* WHAT YOU ARE ASKED TO DO *
Convert every item below into a JSON list of strings with one string per line, skipping blank lines and leaving out the pictures.

* DATA TO PROCESS *
-------

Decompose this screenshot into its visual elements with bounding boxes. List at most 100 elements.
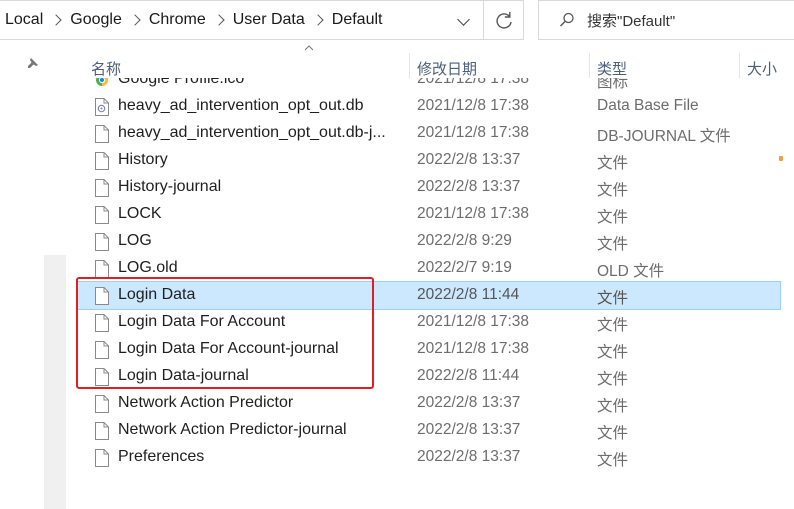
file-name: History-journal bbox=[118, 178, 222, 195]
file-date: 2021/12/8 17:38 bbox=[417, 340, 530, 357]
file-icon bbox=[95, 314, 109, 332]
file-row[interactable]: heavy_ad_intervention_opt_out.db 2021/12/… bbox=[78, 93, 780, 120]
chevron-right-icon[interactable] bbox=[50, 14, 62, 26]
file-name: LOG bbox=[118, 232, 152, 249]
file-date: 2022/2/8 11:44 bbox=[417, 286, 520, 303]
file-type: 文件 bbox=[597, 290, 629, 307]
file-date: 2022/2/8 13:37 bbox=[417, 421, 521, 438]
file-name: Network Action Predictor-journal bbox=[118, 421, 347, 438]
file-list[interactable]: Google Profile.ico 2021/12/8 17:38 图标 he… bbox=[78, 78, 794, 469]
column-header: 名称 修改日期 类型 大小 bbox=[66, 40, 794, 78]
search-input[interactable]: 搜索"Default" bbox=[587, 10, 675, 31]
file-date: 2022/2/8 13:37 bbox=[417, 178, 521, 195]
refresh-button[interactable] bbox=[484, 0, 524, 40]
file-name: Network Action Predictor bbox=[118, 394, 294, 411]
pin-icon[interactable] bbox=[26, 56, 40, 70]
file-date: 2021/12/8 17:38 bbox=[417, 124, 530, 141]
file-date: 2021/12/8 17:38 bbox=[417, 78, 530, 87]
file-type: DB-JOURNAL 文件 bbox=[597, 128, 731, 145]
file-icon bbox=[95, 125, 109, 143]
file-name: heavy_ad_intervention_opt_out.db bbox=[118, 97, 364, 114]
column-date[interactable]: 修改日期 bbox=[417, 58, 477, 79]
file-type: 文件 bbox=[597, 236, 629, 253]
file-icon bbox=[95, 233, 109, 251]
file-name: History bbox=[118, 151, 168, 168]
breadcrumb-google[interactable]: Google bbox=[70, 11, 124, 29]
file-type: Data Base File bbox=[597, 97, 699, 114]
file-row[interactable]: Login Data For Account-journal 2021/12/8 … bbox=[78, 336, 780, 363]
file-icon bbox=[95, 152, 109, 170]
file-type: 文件 bbox=[597, 317, 629, 334]
file-row[interactable]: History 2022/2/8 13:37 文件 bbox=[78, 147, 780, 174]
chevron-down-icon bbox=[456, 12, 470, 26]
sort-ascending-icon bbox=[304, 45, 314, 51]
column-name[interactable]: 名称 bbox=[91, 58, 121, 79]
file-type: OLD 文件 bbox=[597, 263, 665, 280]
file-icon bbox=[95, 395, 109, 413]
file-icon bbox=[95, 287, 109, 305]
database-file-icon bbox=[95, 98, 109, 116]
file-date: 2022/2/8 13:37 bbox=[417, 394, 521, 411]
nav-scrollbar[interactable] bbox=[44, 255, 66, 509]
file-row[interactable]: Preferences 2022/2/8 13:37 文件 bbox=[78, 444, 780, 469]
file-row[interactable]: LOG 2022/2/8 9:29 文件 bbox=[78, 228, 780, 255]
file-row[interactable]: heavy_ad_intervention_opt_out.db-j... 202… bbox=[78, 120, 780, 147]
column-divider[interactable] bbox=[409, 53, 410, 78]
file-type: 文件 bbox=[597, 425, 629, 442]
file-type: 文件 bbox=[597, 452, 629, 469]
file-icon bbox=[95, 341, 109, 359]
address-bar[interactable]: Local Google Chrome User Data Default bbox=[0, 0, 484, 40]
file-icon bbox=[95, 449, 109, 467]
file-name: Preferences bbox=[118, 448, 205, 465]
chevron-right-icon[interactable] bbox=[213, 14, 225, 26]
file-row[interactable]: Login Data For Account 2021/12/8 17:38 文件 bbox=[78, 309, 780, 336]
file-type: 图标 bbox=[597, 78, 629, 91]
breadcrumb-user-data[interactable]: User Data bbox=[233, 11, 307, 29]
file-row[interactable]: LOCK 2021/12/8 17:38 文件 bbox=[78, 201, 780, 228]
column-divider[interactable] bbox=[589, 53, 590, 78]
file-row[interactable]: Network Action Predictor 2022/2/8 13:37 文件 bbox=[78, 390, 780, 417]
file-name: Login Data For Account-journal bbox=[118, 340, 339, 357]
file-name: Login Data bbox=[118, 286, 196, 303]
file-date: 2022/2/8 9:29 bbox=[417, 232, 512, 249]
file-type: 文件 bbox=[597, 209, 629, 226]
column-size[interactable]: 大小 bbox=[747, 58, 777, 79]
column-type[interactable]: 类型 bbox=[597, 58, 627, 79]
search-box[interactable]: 搜索"Default" bbox=[538, 0, 794, 40]
edge-marker bbox=[779, 156, 783, 161]
file-row[interactable]: LOG.old 2022/2/7 9:19 OLD 文件 bbox=[78, 255, 780, 282]
file-row[interactable]: Login Data-journal 2022/2/8 11:44 文件 bbox=[78, 363, 780, 390]
address-history-dropdown[interactable] bbox=[452, 12, 474, 28]
breadcrumb-chrome[interactable]: Chrome bbox=[149, 11, 208, 29]
file-date: 2021/12/8 17:38 bbox=[417, 313, 530, 330]
file-row[interactable]: Login Data 2022/2/8 11:44 文件 bbox=[78, 281, 781, 310]
file-icon bbox=[95, 179, 109, 197]
file-icon bbox=[95, 260, 109, 278]
file-name: Login Data-journal bbox=[118, 367, 249, 384]
chrome-profile-icon bbox=[96, 78, 108, 86]
file-date: 2022/2/8 13:37 bbox=[417, 151, 521, 168]
file-date: 2022/2/8 11:44 bbox=[417, 367, 520, 384]
file-row[interactable]: Google Profile.ico 2021/12/8 17:38 图标 bbox=[78, 78, 780, 93]
chevron-right-icon[interactable] bbox=[312, 14, 324, 26]
file-name: Google Profile.ico bbox=[118, 78, 245, 87]
breadcrumb-default[interactable]: Default bbox=[332, 11, 385, 29]
file-row[interactable]: Network Action Predictor-journal 2022/2/8… bbox=[78, 417, 780, 444]
column-divider[interactable] bbox=[739, 53, 740, 78]
file-name: heavy_ad_intervention_opt_out.db-j... bbox=[118, 124, 386, 141]
breadcrumb-local[interactable]: Local bbox=[0, 11, 45, 29]
file-name: LOG.old bbox=[118, 259, 178, 276]
file-type: 文件 bbox=[597, 398, 629, 415]
file-icon bbox=[95, 206, 109, 224]
file-date: 2021/12/8 17:38 bbox=[417, 97, 530, 114]
file-name: Login Data For Account bbox=[118, 313, 286, 330]
file-type: 文件 bbox=[597, 155, 629, 172]
file-row[interactable]: History-journal 2022/2/8 13:37 文件 bbox=[78, 174, 780, 201]
refresh-icon bbox=[496, 12, 512, 29]
navigation-pane[interactable] bbox=[0, 40, 66, 509]
file-icon bbox=[95, 422, 109, 440]
chevron-right-icon[interactable] bbox=[129, 14, 141, 26]
file-date: 2021/12/8 17:38 bbox=[417, 205, 530, 222]
file-date: 2022/2/8 13:37 bbox=[417, 448, 521, 465]
file-type: 文件 bbox=[597, 371, 629, 388]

-------

* WRITTEN SOLUTION *
[
  "Decompose this screenshot into its visual elements with bounding boxes. List at most 100 elements.",
  "file-name: History-journal bbox=[118, 178, 222, 195]",
  "file-date: 2021/12/8 17:38 bbox=[417, 340, 530, 357]",
  "file-icon bbox=[95, 314, 109, 332]",
  "file-row[interactable]: heavy_ad_intervention_opt_out.db 2021/12/… bbox=[78, 93, 780, 120]",
  "chevron-right-icon[interactable] bbox=[50, 14, 62, 26]",
  "file-name: LOG bbox=[118, 232, 152, 249]",
  "file-date: 2022/2/8 11:44 bbox=[417, 286, 520, 303]",
  "file-type: 文件 bbox=[597, 290, 629, 307]",
  "file-date: 2022/2/8 13:37 bbox=[417, 421, 521, 438]",
  "file-name: Network Action Predictor-journal bbox=[118, 421, 347, 438]",
  "file-list[interactable]: Google Profile.ico 2021/12/8 17:38 图标 he… bbox=[78, 78, 794, 469]",
  "column-header: 名称 修改日期 类型 大小 bbox=[66, 40, 794, 78]",
  "search-input[interactable]: 搜索\"Default\" bbox=[587, 10, 675, 31]",
  "file-date: 2022/2/8 13:37 bbox=[417, 178, 521, 195]",
  "refresh-button[interactable] bbox=[484, 0, 524, 40]",
  "file-name: Network Action Predictor bbox=[118, 394, 294, 411]",
  "pin-icon[interactable] bbox=[26, 56, 40, 70]",
  "file-date: 2021/12/8 17:38 bbox=[417, 124, 530, 141]",
  "file-date: 2021/12/8 17:38 bbox=[417, 78, 530, 87]",
  "file-type: DB-JOURNAL 文件 bbox=[597, 128, 731, 145]",
  "file-icon bbox=[95, 125, 109, 143]",
  "file-name: heavy_ad_intervention_opt_out.db bbox=[118, 97, 364, 114]",
  "column-date[interactable]: 修改日期 bbox=[417, 58, 477, 79]",
  "file-type: 文件 bbox=[597, 236, 629, 253]",
  "file-icon bbox=[95, 233, 109, 251]",
  "file-name: History bbox=[118, 151, 168, 168]",
  "breadcrumb-google[interactable]: Google bbox=[70, 11, 124, 29]",
  "file-type: Data Base File bbox=[597, 97, 699, 114]",
  "file-row[interactable]: Login Data For Account-journal 2021/12/8 … bbox=[78, 336, 780, 363]",
  "file-icon bbox=[95, 152, 109, 170]",
  "file-type: 文件 bbox=[597, 317, 629, 334]",
  "file-row[interactable]: History 2022/2/8 13:37 文件 bbox=[78, 147, 780, 174]",
  "chevron-down-icon bbox=[456, 12, 470, 26]",
  "sort-ascending-icon bbox=[304, 45, 314, 51]",
  "column-name[interactable]: 名称 bbox=[91, 58, 121, 79]",
  "file-type: OLD 文件 bbox=[597, 263, 665, 280]",
  "file-icon bbox=[95, 395, 109, 413]",
  "file-icon bbox=[95, 287, 109, 305]",
  "database-file-icon bbox=[95, 98, 109, 116]",
  "file-date: 2022/2/8 13:37 bbox=[417, 394, 521, 411]",
  "nav-scrollbar[interactable] bbox=[44, 255, 66, 509]",
  "file-row[interactable]: Preferences 2022/2/8 13:37 文件 bbox=[78, 444, 780, 469]",
  "file-row[interactable]: LOG 2022/2/8 9:29 文件 bbox=[78, 228, 780, 255]",
  "file-row[interactable]: heavy_ad_intervention_opt_out.db-j... 202… bbox=[78, 120, 780, 147]",
  "column-divider[interactable] bbox=[409, 53, 410, 78]",
  "file-type: 文件 bbox=[597, 425, 629, 442]",
  "file-type: 文件 bbox=[597, 452, 629, 469]",
  "file-icon bbox=[95, 341, 109, 359]",
  "address-bar[interactable]: Local Google Chrome User Data Default bbox=[0, 0, 484, 40]",
  "file-icon bbox=[95, 449, 109, 467]",
  "file-name: Preferences bbox=[118, 448, 205, 465]",
  "chevron-right-icon[interactable] bbox=[213, 14, 225, 26]",
  "file-row[interactable]: Login Data For Account 2021/12/8 17:38 文件 bbox=[78, 309, 780, 336]",
  "file-type: 图标 bbox=[597, 78, 629, 91]",
  "breadcrumb-user-data[interactable]: User Data bbox=[233, 11, 307, 29]",
  "file-row[interactable]: LOCK 2021/12/8 17:38 文件 bbox=[78, 201, 780, 228]",
  "column-divider[interactable] bbox=[589, 53, 590, 78]",
  "file-row[interactable]: Network Action Predictor 2022/2/8 13:37 文件 bbox=[78, 390, 780, 417]",
  "file-name: Login Data For Account-journal bbox=[118, 340, 339, 357]",
  "file-name: Login Data bbox=[118, 286, 196, 303]",
  "file-date: 2022/2/8 9:29 bbox=[417, 232, 512, 249]",
  "file-type: 文件 bbox=[597, 209, 629, 226]",
  "column-size[interactable]: 大小 bbox=[747, 58, 777, 79]",
  "column-type[interactable]: 类型 bbox=[597, 58, 627, 79]",
  "search-box[interactable]: 搜索\"Default\" bbox=[538, 0, 794, 40]",
  "edge-marker bbox=[779, 156, 783, 161]",
  "file-row[interactable]: LOG.old 2022/2/7 9:19 OLD 文件 bbox=[78, 255, 780, 282]",
  "file-row[interactable]: Login Data-journal 2022/2/8 11:44 文件 bbox=[78, 363, 780, 390]",
  "address-history-dropdown[interactable] bbox=[452, 12, 474, 28]",
  "breadcrumb-chrome[interactable]: Chrome bbox=[149, 11, 208, 29]",
  "file-date: 2021/12/8 17:38 bbox=[417, 313, 530, 330]",
  "file-row[interactable]: Login Data 2022/2/8 11:44 文件 bbox=[78, 281, 781, 310]",
  "file-icon bbox=[95, 179, 109, 197]",
  "file-icon bbox=[95, 260, 109, 278]",
  "file-name: Login Data-journal bbox=[118, 367, 249, 384]",
  "chrome-profile-icon bbox=[96, 78, 108, 86]",
  "file-date: 2022/2/8 13:37 bbox=[417, 151, 521, 168]",
  "file-date: 2022/2/8 11:44 bbox=[417, 367, 520, 384]",
  "file-row[interactable]: Google Profile.ico 2021/12/8 17:38 图标 bbox=[78, 78, 780, 93]",
  "chevron-right-icon[interactable] bbox=[312, 14, 324, 26]",
  "file-name: Google Profile.ico bbox=[118, 78, 245, 87]",
  "breadcrumb-default[interactable]: Default bbox=[332, 11, 385, 29]",
  "file-row[interactable]: Network Action Predictor-journal 2022/2/8… bbox=[78, 417, 780, 444]",
  "column-divider[interactable] bbox=[739, 53, 740, 78]",
  "file-name: heavy_ad_intervention_opt_out.db-j... bbox=[118, 124, 386, 141]",
  "breadcrumb-local[interactable]: Local bbox=[0, 11, 45, 29]",
  "file-name: LOG.old bbox=[118, 259, 178, 276]",
  "file-type: 文件 bbox=[597, 398, 629, 415]",
  "file-icon bbox=[95, 206, 109, 224]",
  "file-date: 2021/12/8 17:38 bbox=[417, 97, 530, 114]",
  "file-name: Login Data For Account bbox=[118, 313, 286, 330]",
  "file-type: 文件 bbox=[597, 155, 629, 172]",
  "file-row[interactable]: History-journal 2022/2/8 13:37 文件 bbox=[78, 174, 780, 201]",
  "refresh-icon bbox=[496, 12, 512, 29]",
  "navigation-pane[interactable] bbox=[0, 40, 66, 509]",
  "file-icon bbox=[95, 422, 109, 440]",
  "chevron-right-icon[interactable] bbox=[129, 14, 141, 26]",
  "file-date: 2021/12/8 17:38 bbox=[417, 205, 530, 222]",
  "file-date: 2022/2/8 13:37 bbox=[417, 448, 521, 465]",
  "file-type: 文件 bbox=[597, 371, 629, 388]"
]